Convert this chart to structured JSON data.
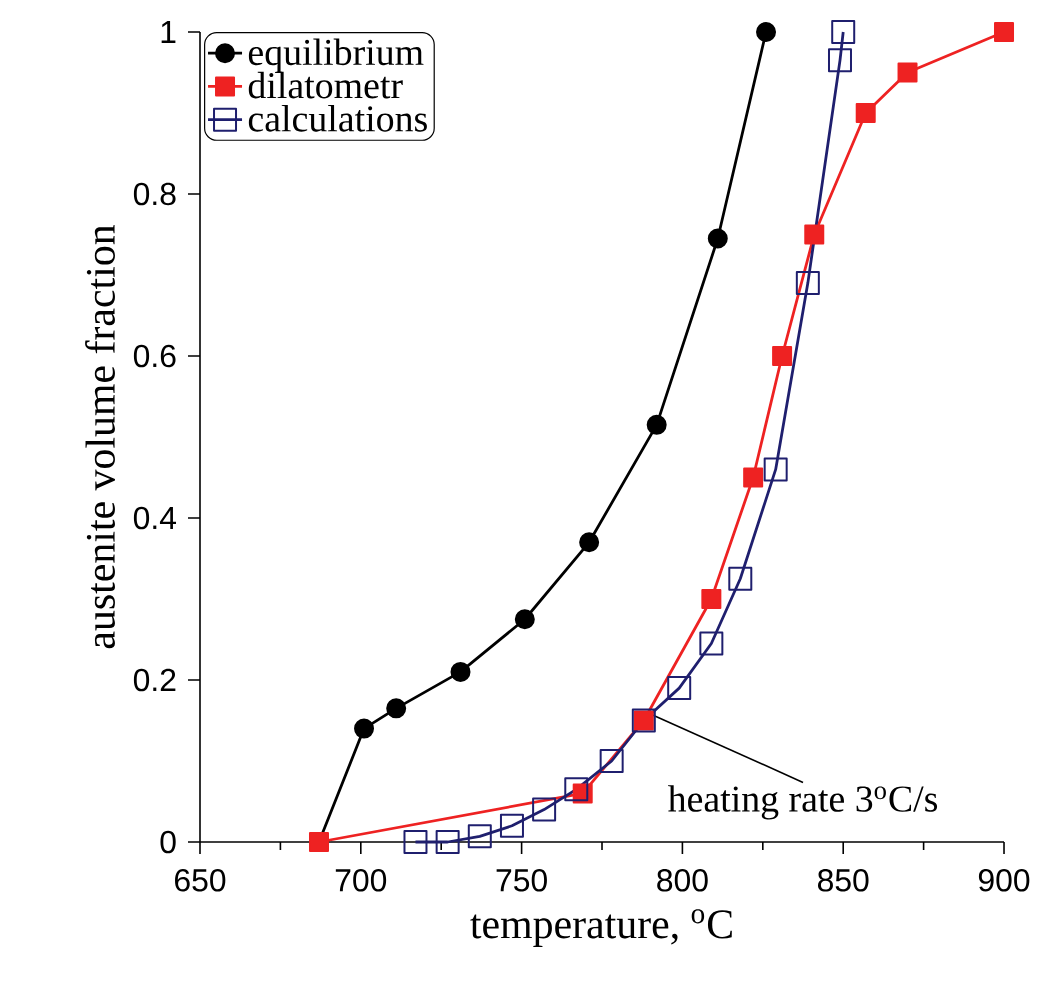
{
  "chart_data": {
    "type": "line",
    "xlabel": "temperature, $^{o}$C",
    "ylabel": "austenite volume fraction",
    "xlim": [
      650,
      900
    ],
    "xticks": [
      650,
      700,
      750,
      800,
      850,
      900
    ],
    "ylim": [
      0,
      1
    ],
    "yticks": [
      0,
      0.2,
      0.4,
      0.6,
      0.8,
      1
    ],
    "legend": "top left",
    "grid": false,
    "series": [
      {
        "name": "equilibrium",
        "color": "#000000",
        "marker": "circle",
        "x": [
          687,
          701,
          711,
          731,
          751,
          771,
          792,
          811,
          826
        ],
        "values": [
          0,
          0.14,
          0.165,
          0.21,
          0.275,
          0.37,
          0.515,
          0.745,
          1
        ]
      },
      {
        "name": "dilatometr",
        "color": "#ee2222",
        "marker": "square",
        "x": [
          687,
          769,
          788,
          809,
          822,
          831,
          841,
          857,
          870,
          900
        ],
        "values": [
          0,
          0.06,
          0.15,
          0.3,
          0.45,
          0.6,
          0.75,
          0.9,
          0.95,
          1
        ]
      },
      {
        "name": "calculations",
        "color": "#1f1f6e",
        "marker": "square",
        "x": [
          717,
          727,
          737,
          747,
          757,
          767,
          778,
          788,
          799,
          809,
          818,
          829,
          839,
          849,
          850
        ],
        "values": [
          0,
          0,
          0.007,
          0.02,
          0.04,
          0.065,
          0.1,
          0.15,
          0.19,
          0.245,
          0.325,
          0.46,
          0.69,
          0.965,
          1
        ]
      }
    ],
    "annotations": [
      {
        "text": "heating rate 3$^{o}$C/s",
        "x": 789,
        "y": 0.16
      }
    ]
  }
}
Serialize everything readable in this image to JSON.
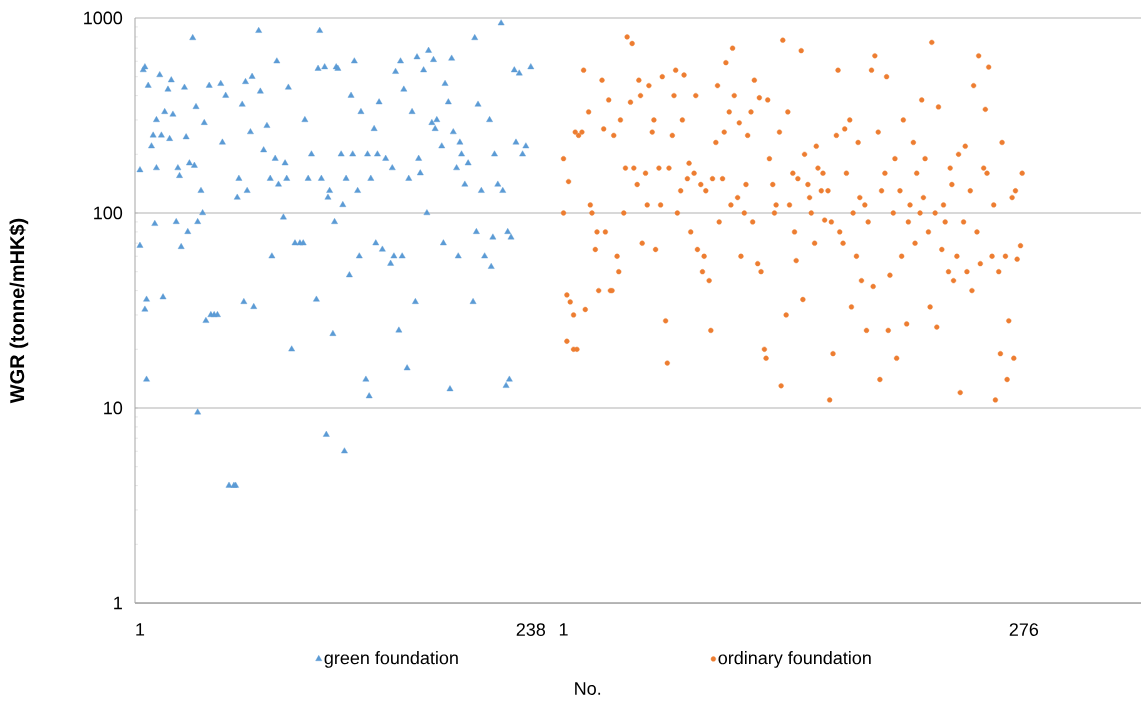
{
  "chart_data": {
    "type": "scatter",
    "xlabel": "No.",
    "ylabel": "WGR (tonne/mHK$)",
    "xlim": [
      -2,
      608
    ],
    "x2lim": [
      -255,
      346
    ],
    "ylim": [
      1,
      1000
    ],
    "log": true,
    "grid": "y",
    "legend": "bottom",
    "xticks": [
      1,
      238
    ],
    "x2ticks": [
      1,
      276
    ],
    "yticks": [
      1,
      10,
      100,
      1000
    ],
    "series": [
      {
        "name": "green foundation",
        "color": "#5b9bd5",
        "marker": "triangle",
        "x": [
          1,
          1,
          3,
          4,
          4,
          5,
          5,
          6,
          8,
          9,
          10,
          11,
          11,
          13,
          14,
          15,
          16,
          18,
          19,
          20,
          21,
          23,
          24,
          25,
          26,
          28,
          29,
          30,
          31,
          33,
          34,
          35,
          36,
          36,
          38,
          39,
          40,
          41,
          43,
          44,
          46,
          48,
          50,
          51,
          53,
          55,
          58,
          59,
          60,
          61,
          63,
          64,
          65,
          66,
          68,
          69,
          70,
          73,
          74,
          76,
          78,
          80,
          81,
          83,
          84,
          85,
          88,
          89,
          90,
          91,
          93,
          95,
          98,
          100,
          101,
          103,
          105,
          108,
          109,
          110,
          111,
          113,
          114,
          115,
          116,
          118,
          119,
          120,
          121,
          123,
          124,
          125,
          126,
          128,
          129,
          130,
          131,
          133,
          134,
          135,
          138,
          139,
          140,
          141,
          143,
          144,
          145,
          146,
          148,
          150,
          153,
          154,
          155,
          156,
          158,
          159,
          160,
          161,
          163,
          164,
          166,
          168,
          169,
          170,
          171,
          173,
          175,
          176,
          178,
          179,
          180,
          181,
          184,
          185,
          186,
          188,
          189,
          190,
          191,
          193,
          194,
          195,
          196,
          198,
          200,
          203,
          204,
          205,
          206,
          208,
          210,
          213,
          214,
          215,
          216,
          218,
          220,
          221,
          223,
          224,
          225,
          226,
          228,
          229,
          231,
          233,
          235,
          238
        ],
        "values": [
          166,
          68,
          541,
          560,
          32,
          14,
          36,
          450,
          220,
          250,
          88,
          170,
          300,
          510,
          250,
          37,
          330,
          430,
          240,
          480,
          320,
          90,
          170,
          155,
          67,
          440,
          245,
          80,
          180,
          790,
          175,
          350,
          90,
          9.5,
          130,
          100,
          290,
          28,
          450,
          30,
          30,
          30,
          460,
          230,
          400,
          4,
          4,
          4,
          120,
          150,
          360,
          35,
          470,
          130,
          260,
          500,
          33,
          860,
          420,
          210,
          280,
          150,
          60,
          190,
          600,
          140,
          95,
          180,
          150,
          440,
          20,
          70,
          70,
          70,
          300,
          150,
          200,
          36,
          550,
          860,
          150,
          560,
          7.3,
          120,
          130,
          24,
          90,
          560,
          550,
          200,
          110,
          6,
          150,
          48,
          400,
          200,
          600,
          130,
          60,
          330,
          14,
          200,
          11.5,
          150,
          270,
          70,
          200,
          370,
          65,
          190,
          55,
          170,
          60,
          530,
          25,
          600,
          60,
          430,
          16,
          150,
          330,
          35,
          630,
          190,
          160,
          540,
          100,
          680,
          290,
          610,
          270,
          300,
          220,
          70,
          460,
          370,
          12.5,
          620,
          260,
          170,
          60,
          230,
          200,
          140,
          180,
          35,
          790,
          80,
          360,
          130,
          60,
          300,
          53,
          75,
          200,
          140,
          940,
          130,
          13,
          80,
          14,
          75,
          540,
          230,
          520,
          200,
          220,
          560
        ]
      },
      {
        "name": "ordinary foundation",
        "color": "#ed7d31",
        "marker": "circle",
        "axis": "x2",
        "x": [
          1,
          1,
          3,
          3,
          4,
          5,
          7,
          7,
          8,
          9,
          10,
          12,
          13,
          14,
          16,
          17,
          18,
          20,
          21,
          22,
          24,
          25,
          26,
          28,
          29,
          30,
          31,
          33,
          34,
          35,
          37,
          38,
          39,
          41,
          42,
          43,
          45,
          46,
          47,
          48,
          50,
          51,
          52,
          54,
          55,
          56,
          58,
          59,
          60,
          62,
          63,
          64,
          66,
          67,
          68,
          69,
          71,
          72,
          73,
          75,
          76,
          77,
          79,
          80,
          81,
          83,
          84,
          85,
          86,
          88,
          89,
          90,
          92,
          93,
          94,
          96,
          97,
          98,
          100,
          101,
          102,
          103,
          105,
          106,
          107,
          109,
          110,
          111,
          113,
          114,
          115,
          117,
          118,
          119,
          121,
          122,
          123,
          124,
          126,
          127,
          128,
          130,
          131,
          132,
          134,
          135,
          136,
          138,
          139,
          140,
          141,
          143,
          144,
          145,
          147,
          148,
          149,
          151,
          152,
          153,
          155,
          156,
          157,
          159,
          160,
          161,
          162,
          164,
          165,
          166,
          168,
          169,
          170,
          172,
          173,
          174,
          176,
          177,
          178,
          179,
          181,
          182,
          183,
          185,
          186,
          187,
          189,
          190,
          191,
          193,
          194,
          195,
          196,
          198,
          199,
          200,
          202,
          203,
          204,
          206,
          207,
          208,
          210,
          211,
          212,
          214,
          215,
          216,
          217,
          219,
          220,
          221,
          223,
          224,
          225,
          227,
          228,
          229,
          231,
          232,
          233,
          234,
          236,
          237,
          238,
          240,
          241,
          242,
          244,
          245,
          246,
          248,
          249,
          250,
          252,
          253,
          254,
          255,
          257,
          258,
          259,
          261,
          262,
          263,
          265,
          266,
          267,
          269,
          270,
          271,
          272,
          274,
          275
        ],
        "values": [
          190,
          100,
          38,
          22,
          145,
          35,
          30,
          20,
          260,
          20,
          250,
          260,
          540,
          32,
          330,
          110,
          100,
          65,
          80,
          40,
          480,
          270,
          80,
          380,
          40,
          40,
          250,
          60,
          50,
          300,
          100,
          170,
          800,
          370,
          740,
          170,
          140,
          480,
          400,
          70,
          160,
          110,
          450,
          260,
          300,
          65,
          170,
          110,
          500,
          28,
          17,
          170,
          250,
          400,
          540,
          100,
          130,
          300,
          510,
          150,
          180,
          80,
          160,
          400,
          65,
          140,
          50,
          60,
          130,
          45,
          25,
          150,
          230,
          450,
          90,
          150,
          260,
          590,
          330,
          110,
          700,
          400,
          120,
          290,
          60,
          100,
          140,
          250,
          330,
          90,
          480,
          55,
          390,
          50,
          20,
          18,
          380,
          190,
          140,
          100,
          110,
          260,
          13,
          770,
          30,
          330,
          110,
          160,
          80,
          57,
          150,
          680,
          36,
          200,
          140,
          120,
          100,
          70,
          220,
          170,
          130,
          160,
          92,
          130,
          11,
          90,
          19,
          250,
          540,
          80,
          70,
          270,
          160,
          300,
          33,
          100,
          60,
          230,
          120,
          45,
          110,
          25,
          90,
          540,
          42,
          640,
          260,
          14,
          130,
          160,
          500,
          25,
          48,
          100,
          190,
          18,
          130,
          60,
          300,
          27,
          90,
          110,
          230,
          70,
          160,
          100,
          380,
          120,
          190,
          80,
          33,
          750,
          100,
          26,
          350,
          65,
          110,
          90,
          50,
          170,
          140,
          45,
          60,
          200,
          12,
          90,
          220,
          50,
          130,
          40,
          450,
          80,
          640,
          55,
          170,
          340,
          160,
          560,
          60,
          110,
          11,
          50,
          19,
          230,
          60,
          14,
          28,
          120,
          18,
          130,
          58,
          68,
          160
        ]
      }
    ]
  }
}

----------

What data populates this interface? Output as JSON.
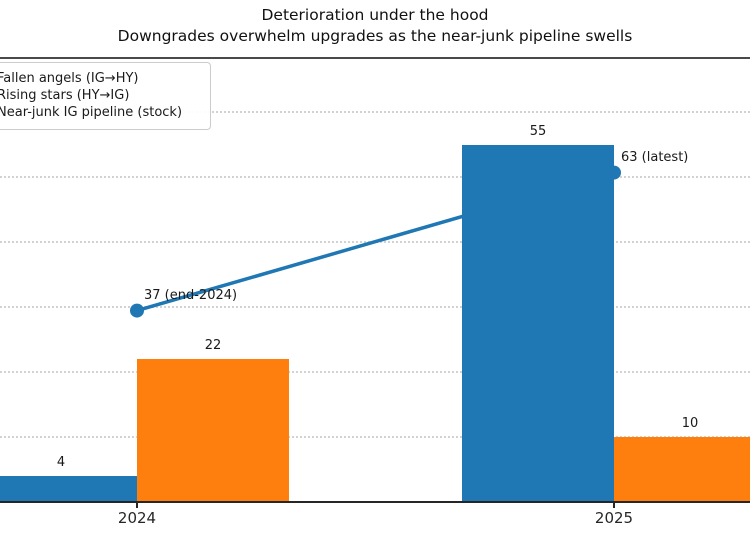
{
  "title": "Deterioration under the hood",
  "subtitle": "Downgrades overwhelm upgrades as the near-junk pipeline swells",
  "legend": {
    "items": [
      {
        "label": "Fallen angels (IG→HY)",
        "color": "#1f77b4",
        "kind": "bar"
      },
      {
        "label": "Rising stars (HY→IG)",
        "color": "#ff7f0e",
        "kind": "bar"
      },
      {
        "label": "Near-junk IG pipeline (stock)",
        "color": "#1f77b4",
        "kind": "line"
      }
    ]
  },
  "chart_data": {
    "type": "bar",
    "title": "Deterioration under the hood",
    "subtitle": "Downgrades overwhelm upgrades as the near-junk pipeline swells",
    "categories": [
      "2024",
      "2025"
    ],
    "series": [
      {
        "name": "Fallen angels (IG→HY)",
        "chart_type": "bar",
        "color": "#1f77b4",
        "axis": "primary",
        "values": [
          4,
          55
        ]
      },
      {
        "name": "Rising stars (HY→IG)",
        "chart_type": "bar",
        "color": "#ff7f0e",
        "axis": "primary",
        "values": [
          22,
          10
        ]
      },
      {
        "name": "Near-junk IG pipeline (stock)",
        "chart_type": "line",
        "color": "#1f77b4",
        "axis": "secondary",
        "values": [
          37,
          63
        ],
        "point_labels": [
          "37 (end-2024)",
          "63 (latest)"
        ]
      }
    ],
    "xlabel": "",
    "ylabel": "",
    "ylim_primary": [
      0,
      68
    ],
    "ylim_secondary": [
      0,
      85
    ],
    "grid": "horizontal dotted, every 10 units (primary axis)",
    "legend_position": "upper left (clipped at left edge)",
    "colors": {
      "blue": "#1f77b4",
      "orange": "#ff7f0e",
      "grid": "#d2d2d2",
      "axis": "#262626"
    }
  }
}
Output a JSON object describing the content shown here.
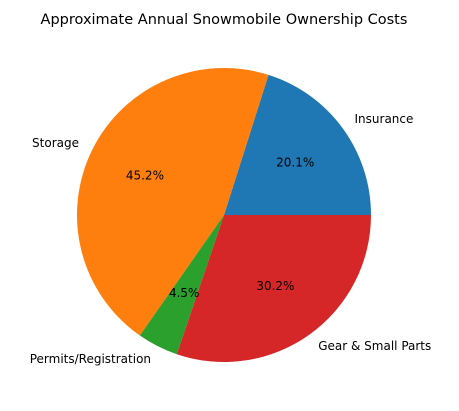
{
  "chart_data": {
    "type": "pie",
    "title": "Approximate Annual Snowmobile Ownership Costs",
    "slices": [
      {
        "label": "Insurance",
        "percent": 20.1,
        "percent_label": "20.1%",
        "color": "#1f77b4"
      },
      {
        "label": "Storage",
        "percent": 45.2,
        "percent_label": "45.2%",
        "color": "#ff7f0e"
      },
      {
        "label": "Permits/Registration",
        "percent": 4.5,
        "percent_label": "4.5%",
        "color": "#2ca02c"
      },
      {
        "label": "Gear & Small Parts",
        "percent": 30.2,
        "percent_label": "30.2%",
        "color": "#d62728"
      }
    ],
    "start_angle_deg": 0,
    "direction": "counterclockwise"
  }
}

----------

» YOUR INSTRUCTIONS
Check each line of the records above for "hood", and copy those that have it.

» EXERCISE SOLUTION
  "title": "Deterioration under the hood",
    "title": "Deterioration under the hood",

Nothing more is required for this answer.